◆ Request: Look through the material and copy each line holding "shows".

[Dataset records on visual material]

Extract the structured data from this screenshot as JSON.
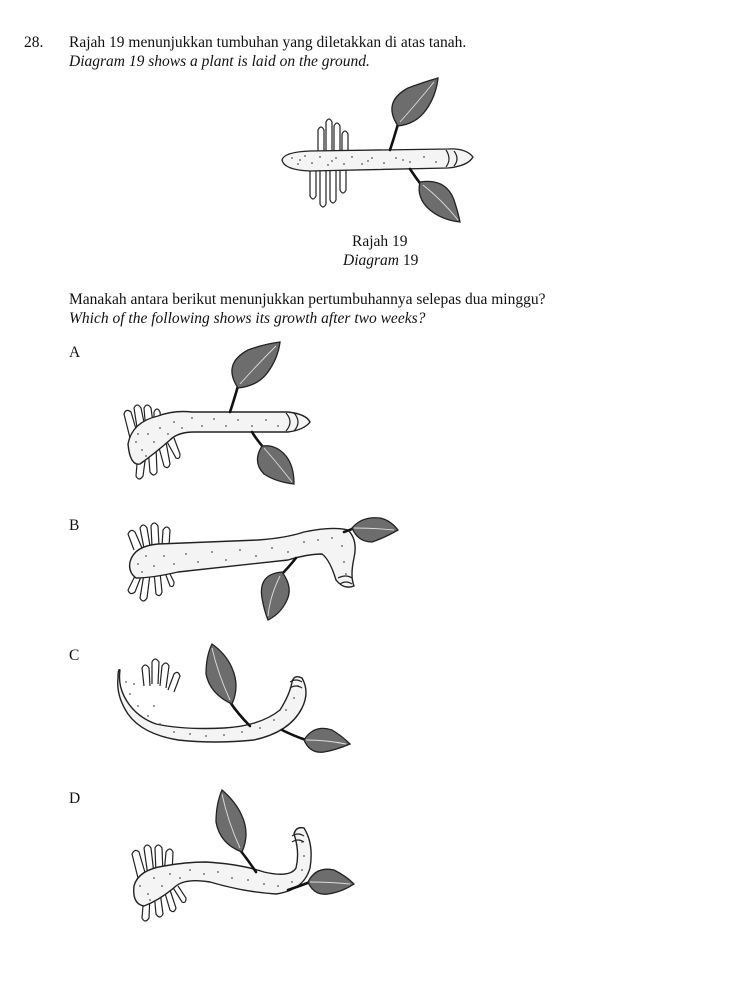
{
  "question": {
    "number": "28.",
    "stem_ms": "Rajah 19 menunjukkan tumbuhan yang diletakkan di atas tanah.",
    "stem_en_italic": "Diagram",
    "stem_en_rest": "19 shows a plant is laid on the ground."
  },
  "figure": {
    "caption_ms": "Rajah 19",
    "caption_en_italic": "Diagram",
    "caption_en_number": "19"
  },
  "prompt": {
    "ms": "Manakah antara berikut menunjukkan pertumbuhannya selepas dua minggu?",
    "en": "Which of the following shows its growth after two weeks?"
  },
  "options": [
    {
      "label": "A"
    },
    {
      "label": "B"
    },
    {
      "label": "C"
    },
    {
      "label": "D"
    }
  ],
  "colors": {
    "leaf": "#6d6d6d",
    "stem": "#f4f4f4",
    "outline": "#222222"
  }
}
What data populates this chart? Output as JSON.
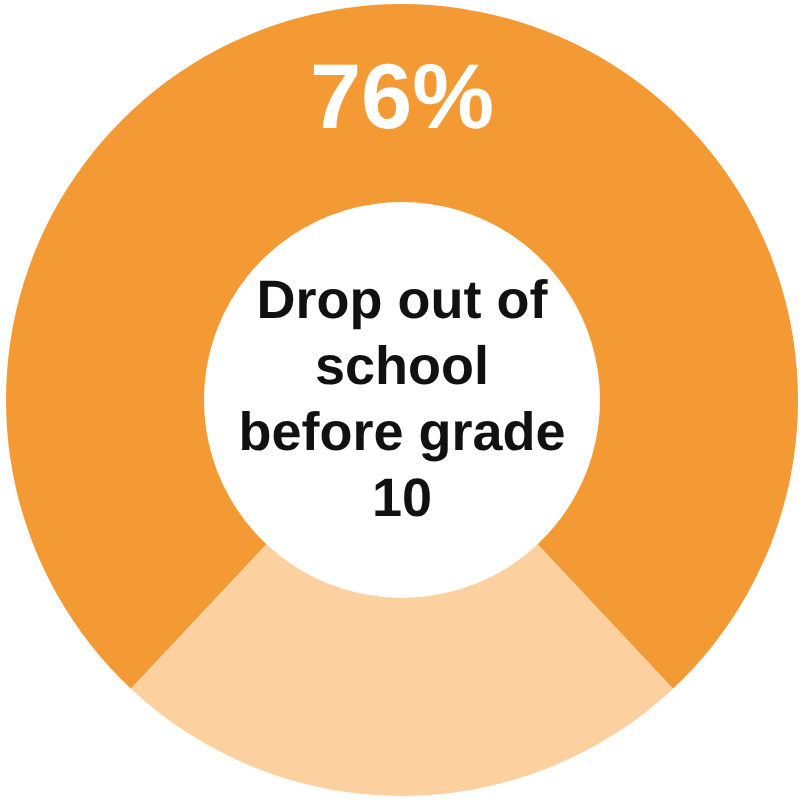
{
  "chart_data": {
    "type": "donut",
    "title": "Drop out of school before grade 10",
    "categories": [
      null,
      null
    ],
    "values": [
      76,
      24
    ],
    "colors": [
      "#f39a35",
      "#fcd09f"
    ],
    "value_labels": [
      "76%",
      null
    ],
    "legend": false
  }
}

◆ Response:
    "stem_en_rest": "19 shows a plant is laid on the ground."
    "en": "Which of the following shows its growth after two weeks?"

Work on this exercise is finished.